[Extracted data entries]
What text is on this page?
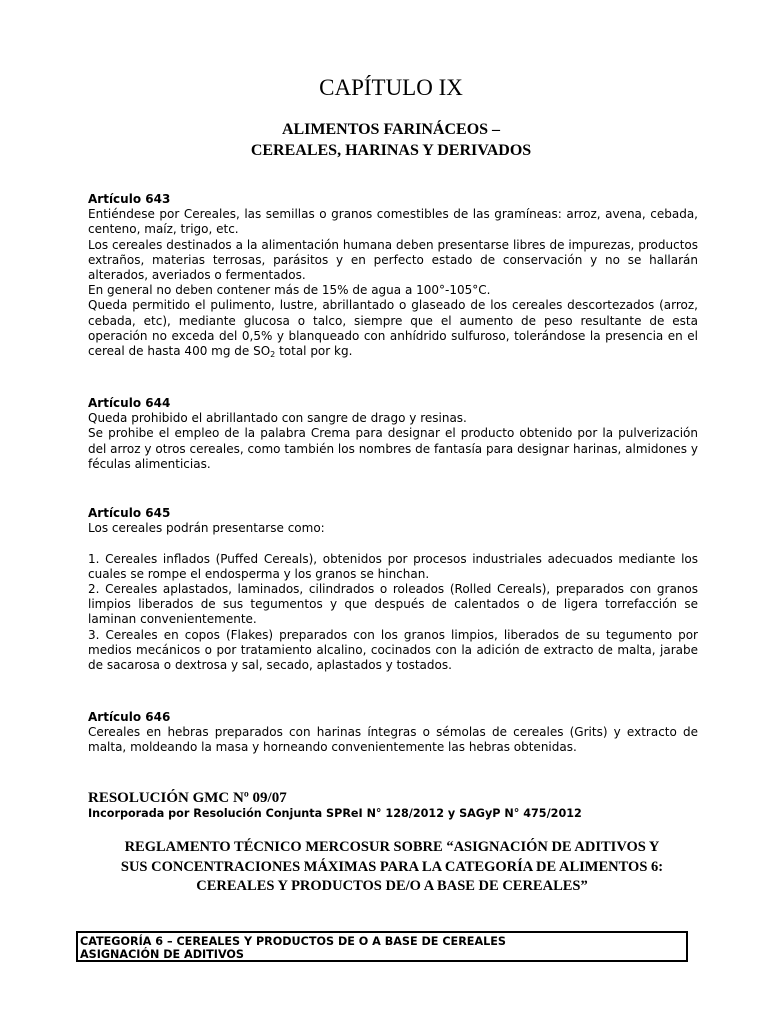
CAPÍTULO IX
ALIMENTOS FARINÁCEOS –
CEREALES, HARINAS Y DERIVADOS

Artículo 643

Entiéndese por Cereales, las semillas o granos comestibles de las gramíneas: arroz, avena, cebada, centeno, maíz, trigo, etc.

Los cereales destinados a la alimentación humana deben presentarse libres de impurezas, productos extraños, materias terrosas, parásitos y en perfecto estado de conservación y no se hallarán alterados, averiados o fermentados.

En general no deben contener más de 15% de agua a 100°-105°C.

Queda permitido el pulimento, lustre, abrillantado o glaseado de los cereales descortezados (arroz, cebada, etc), mediante glucosa o talco, siempre que el aumento de peso resultante de esta operación no exceda del 0,5% y blanqueado con anhídrido sulfuroso, tolerándose la presencia en el cereal de hasta 400 mg de $SO_2$ total por kg.

Artículo 644

Queda prohibido el abrillantado con sangre de drago y resinas.

Se prohibe el empleo de la palabra Crema para designar el producto obtenido por la pulverización del arroz y otros cereales, como también los nombres de fantasía para designar harinas, almidones y féculas alimenticias.

Artículo 645

Los cereales podrán presentarse como:

1. Cereales inflados (Puffed Cereals), obtenidos por procesos industriales adecuados mediante los cuales se rompe el endosperma y los granos se hinchan.

2. Cereales aplastados, laminados, cilindrados o roleados (Rolled Cereals), preparados con granos limpios liberados de sus tegumentos y que después de calentados o de ligera torrefacción se laminan convenientemente.

3. Cereales en copos (Flakes) preparados con los granos limpios, liberados de su tegumento por medios mecánicos o por tratamiento alcalino, cocinados con la adición de extracto de malta, jarabe de sacarosa o dextrosa y sal, secado, aplastados y tostados.

Artículo 646

Cereales en hebras preparados con harinas íntegras o sémolas de cereales (Grits) y extracto de malta, moldeando la masa y horneando convenientemente las hebras obtenidas.

RESOLUCIÓN GMC Nº 09/07
Incorporada por Resolución Conjunta SPReI N° 128/2012 y SAGyP N° 475/2012
REGLAMENTO TÉCNICO MERCOSUR SOBRE “ASIGNACIÓN DE ADITIVOS Y
SUS CONCENTRACIONES MÁXIMAS PARA LA CATEGORÍA DE ALIMENTOS 6:
CEREALES Y PRODUCTOS DE/O A BASE DE CEREALES”
CATEGORÍA 6 – CEREALES Y PRODUCTOS DE O A BASE DE CEREALES
ASIGNACIÓN DE ADITIVOS
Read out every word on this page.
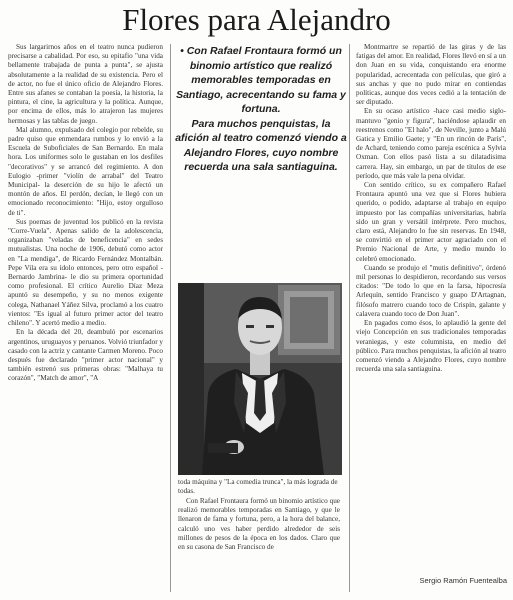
Flores para Alejandro

Sus largarirnos años en el teatro nunca pudieron precisarse a cabalidad. Por eso, su epitafio "una vida bellamente trabajada de punta a punta", se ajusta absolutamente a la realidad de su existencia. Pero el de actor, no fue el único oficio de Alejandro Flores. Entre sus afanes se contaban la poesía, la historia, la pintura, el cine, la agricultura y la política. Aunque, por encima de ellos, más lo atrajeron las mujeres hermosas y las tablas de juego.

Mal alumno, expulsado del colegio por rebelde, su padre quiso que enmendara rumbos y lo envió a la Escuela de Suboficiales de San Bernardo. En mala hora. Los uniformes solo le gustaban en los desfiles "decorativos" y se arrancó del regimiento. A don Eulogio -primer "violín de arrabal" del Teatro Municipal- la deserción de su hijo le afectó un montón de años. El perdón, decían, le llegó con un emocionado reconocimiento: "Hijo, estoy orgulloso de ti".

Sus poemas de juventud los publicó en la revista "Corre-Vuela". Apenas salido de la adolescencia, organizaban "veladas de beneficencia" en sedes mutualistas. Una noche de 1906, debutó como actor en "La mendiga", de Ricardo Fernández Montalbán. Pepe Vila era su ídolo entonces, pero otro español -Bernardo Jambrina- le dio su primera oportunidad como profesional. El crítico Aurelio Díaz Meza apuntó su desempeño, y su no menos exigente colega, Nathanael Yáñez Silva, proclamó a los cuatro vientos: "Es igual al futuro primer actor del teatro chileno". Y acertó medio a medio.

En la década del 20, deambuló por escenarios argentinos, uruguayos y peruanos. Volvió triunfador y casado con la actriz y cantante Carmen Moreno. Poco después fue declarado "primer actor nacional" y también estrenó sus primeras obras: "Malhaya tu corazón", "Match de amor", "A

• Con Rafael Frontaura formó un binomio artístico que realizó memorables temporadas en Santiago, acrecentando su fama y fortuna.

Para muchos penquistas, la afición al teatro comenzó viendo a Alejandro Flores, cuyo nombre recuerda una sala santiaguina.

toda máquina y "La comedia trunca", la más lograda de todas.

Con Rafael Frontaura formó un binomio artístico que realizó memorables temporadas en Santiago, y que le llenaron de fama y fortuna, pero, a la hora del balance, calculó uno ves haber perdido alrededor de seis millones de pesos de la época en los dados. Claro que en su casona de San Francisco de

Montmartre se repartió de las giras y de las fatigas del amor. En realidad, Flores llevó en sí a un don Juan en su vida, conquistando era enorme popularidad, acrecentada con películas, que giró a sus anchas y que no pudo mirar en contiendas políticas, aunque dos veces cedió a la tentación de ser diputado.

En su ocaso artístico -hace casi medio siglo- mantuvo "genio y figura", haciéndose aplaudir en reestrenos como "El halo", de Neville, junto a Malú Gatica y Emilio Gaete; y "En un rincón de París", de Achard, teniendo como pareja escénica a Sylvia Oxman. Con ellos pasó lista a su dilatadisima carrera. Hay, sin embargo, un par de títulos de ese período, que más vale la pena olvidar.

Con sentido crítico, su ex compañero Rafael Frontaura apuntó una vez que si Flores hubiera querido, o podido, adaptarse al trabajo en equipo impuesto por las compañías universitarias, habría sido un gran y versátil intérprete. Pero muchos, claro está, Alejandro lo fue sin reservas. En 1948, se convirtió en el primer actor agraciado con el Premio Nacional de Arte, y medio mundo lo celebró emocionado.

Cuando se produjo el "mutis definitivo", órdenó mil personas lo despidieron, recordando sus versos citados: "De todo lo que en la farsa, hipocresía Arlequín, sentido Francisco y guapo D'Artagnan, filósofo matrero cuando toco de Crispín, galante y calavera cuando toco de Don Juan".

En pagados como ésos, lo aplaudió la gente del viejo Concepción en sus tradicionales temporadas veraniegas, y este columnista, en medio del público. Para muchos penquistas, la afición al teatro comenzó viendo a Alejandro Flores, cuyo nombre recuerda una sala santiaguina.

Sergio Ramón Fuentealba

▸ WHAT TO WORK ON:
Return every line of the records exactly as given, pictures excluded.

▸ FULL ANSWER:
What text is on this page?
CAPÍTULO IX
ALIMENTOS FARINÁCEOS –
CEREALES, HARINAS Y DERIVADOS

Artículo 643

Entiéndese por Cereales, las semillas o granos comestibles de las gramíneas: arroz, avena, cebada, centeno, maíz, trigo, etc.

Los cereales destinados a la alimentación humana deben presentarse libres de impurezas, productos extraños, materias terrosas, parásitos y en perfecto estado de conservación y no se hallarán alterados, averiados o fermentados.

En general no deben contener más de 15% de agua a 100°-105°C.

Queda permitido el pulimento, lustre, abrillantado o glaseado de los cereales descortezados (arroz, cebada, etc), mediante glucosa o talco, siempre que el aumento de peso resultante de esta operación no exceda del 0,5% y blanqueado con anhídrido sulfuroso, tolerándose la presencia en el cereal de hasta 400 mg de $SO_2$ total por kg.

Artículo 644

Queda prohibido el abrillantado con sangre de drago y resinas.

Se prohibe el empleo de la palabra Crema para designar el producto obtenido por la pulverización del arroz y otros cereales, como también los nombres de fantasía para designar harinas, almidones y féculas alimenticias.

Artículo 645

Los cereales podrán presentarse como:

1. Cereales inflados (Puffed Cereals), obtenidos por procesos industriales adecuados mediante los cuales se rompe el endosperma y los granos se hinchan.

2. Cereales aplastados, laminados, cilindrados o roleados (Rolled Cereals), preparados con granos limpios liberados de sus tegumentos y que después de calentados o de ligera torrefacción se laminan convenientemente.

3. Cereales en copos (Flakes) preparados con los granos limpios, liberados de su tegumento por medios mecánicos o por tratamiento alcalino, cocinados con la adición de extracto de malta, jarabe de sacarosa o dextrosa y sal, secado, aplastados y tostados.

Artículo 646

Cereales en hebras preparados con harinas íntegras o sémolas de cereales (Grits) y extracto de malta, moldeando la masa y horneando convenientemente las hebras obtenidas.

RESOLUCIÓN GMC Nº 09/07
Incorporada por Resolución Conjunta SPReI N° 128/2012 y SAGyP N° 475/2012
REGLAMENTO TÉCNICO MERCOSUR SOBRE “ASIGNACIÓN DE ADITIVOS Y
SUS CONCENTRACIONES MÁXIMAS PARA LA CATEGORÍA DE ALIMENTOS 6:
CEREALES Y PRODUCTOS DE/O A BASE DE CEREALES”
CATEGORÍA 6 – CEREALES Y PRODUCTOS DE O A BASE DE CEREALES
ASIGNACIÓN DE ADITIVOS
Read out every word on this page.
Flores para Alejandro

Sus largarirnos años en el teatro nunca pudieron precisarse a cabalidad. Por eso, su epitafio "una vida bellamente trabajada de punta a punta", se ajusta absolutamente a la realidad de su existencia. Pero el de actor, no fue el único oficio de Alejandro Flores. Entre sus afanes se contaban la poesía, la historia, la pintura, el cine, la agricultura y la política. Aunque, por encima de ellos, más lo atrajeron las mujeres hermosas y las tablas de juego.

Mal alumno, expulsado del colegio por rebelde, su padre quiso que enmendara rumbos y lo envió a la Escuela de Suboficiales de San Bernardo. En mala hora. Los uniformes solo le gustaban en los desfiles "decorativos" y se arrancó del regimiento. A don Eulogio -primer "violín de arrabal" del Teatro Municipal- la deserción de su hijo le afectó un montón de años. El perdón, decían, le llegó con un emocionado reconocimiento: "Hijo, estoy orgulloso de ti".

Sus poemas de juventud los publicó en la revista "Corre-Vuela". Apenas salido de la adolescencia, organizaban "veladas de beneficencia" en sedes mutualistas. Una noche de 1906, debutó como actor en "La mendiga", de Ricardo Fernández Montalbán. Pepe Vila era su ídolo entonces, pero otro español -Bernardo Jambrina- le dio su primera oportunidad como profesional. El crítico Aurelio Díaz Meza apuntó su desempeño, y su no menos exigente colega, Nathanael Yáñez Silva, proclamó a los cuatro vientos: "Es igual al futuro primer actor del teatro chileno". Y acertó medio a medio.

En la década del 20, deambuló por escenarios argentinos, uruguayos y peruanos. Volvió triunfador y casado con la actriz y cantante Carmen Moreno. Poco después fue declarado "primer actor nacional" y también estrenó sus primeras obras: "Malhaya tu corazón", "Match de amor", "A

• Con Rafael Frontaura formó un binomio artístico que realizó memorables temporadas en Santiago, acrecentando su fama y fortuna.

Para muchos penquistas, la afición al teatro comenzó viendo a Alejandro Flores, cuyo nombre recuerda una sala santiaguina.

toda máquina y "La comedia trunca", la más lograda de todas.

Con Rafael Frontaura formó un binomio artístico que realizó memorables temporadas en Santiago, y que le llenaron de fama y fortuna, pero, a la hora del balance, calculó uno ves haber perdido alrededor de seis millones de pesos de la época en los dados. Claro que en su casona de San Francisco de

Montmartre se repartió de las giras y de las fatigas del amor. En realidad, Flores llevó en sí a un don Juan en su vida, conquistando era enorme popularidad, acrecentada con películas, que giró a sus anchas y que no pudo mirar en contiendas políticas, aunque dos veces cedió a la tentación de ser diputado.

En su ocaso artístico -hace casi medio siglo- mantuvo "genio y figura", haciéndose aplaudir en reestrenos como "El halo", de Neville, junto a Malú Gatica y Emilio Gaete; y "En un rincón de París", de Achard, teniendo como pareja escénica a Sylvia Oxman. Con ellos pasó lista a su dilatadisima carrera. Hay, sin embargo, un par de títulos de ese período, que más vale la pena olvidar.

Con sentido crítico, su ex compañero Rafael Frontaura apuntó una vez que si Flores hubiera querido, o podido, adaptarse al trabajo en equipo impuesto por las compañías universitarias, habría sido un gran y versátil intérprete. Pero muchos, claro está, Alejandro lo fue sin reservas. En 1948, se convirtió en el primer actor agraciado con el Premio Nacional de Arte, y medio mundo lo celebró emocionado.

Cuando se produjo el "mutis definitivo", órdenó mil personas lo despidieron, recordando sus versos citados: "De todo lo que en la farsa, hipocresía Arlequín, sentido Francisco y guapo D'Artagnan, filósofo matrero cuando toco de Crispín, galante y calavera cuando toco de Don Juan".

En pagados como ésos, lo aplaudió la gente del viejo Concepción en sus tradicionales temporadas veraniegas, y este columnista, en medio del público. Para muchos penquistas, la afición al teatro comenzó viendo a Alejandro Flores, cuyo nombre recuerda una sala santiaguina.

Sergio Ramón Fuentealba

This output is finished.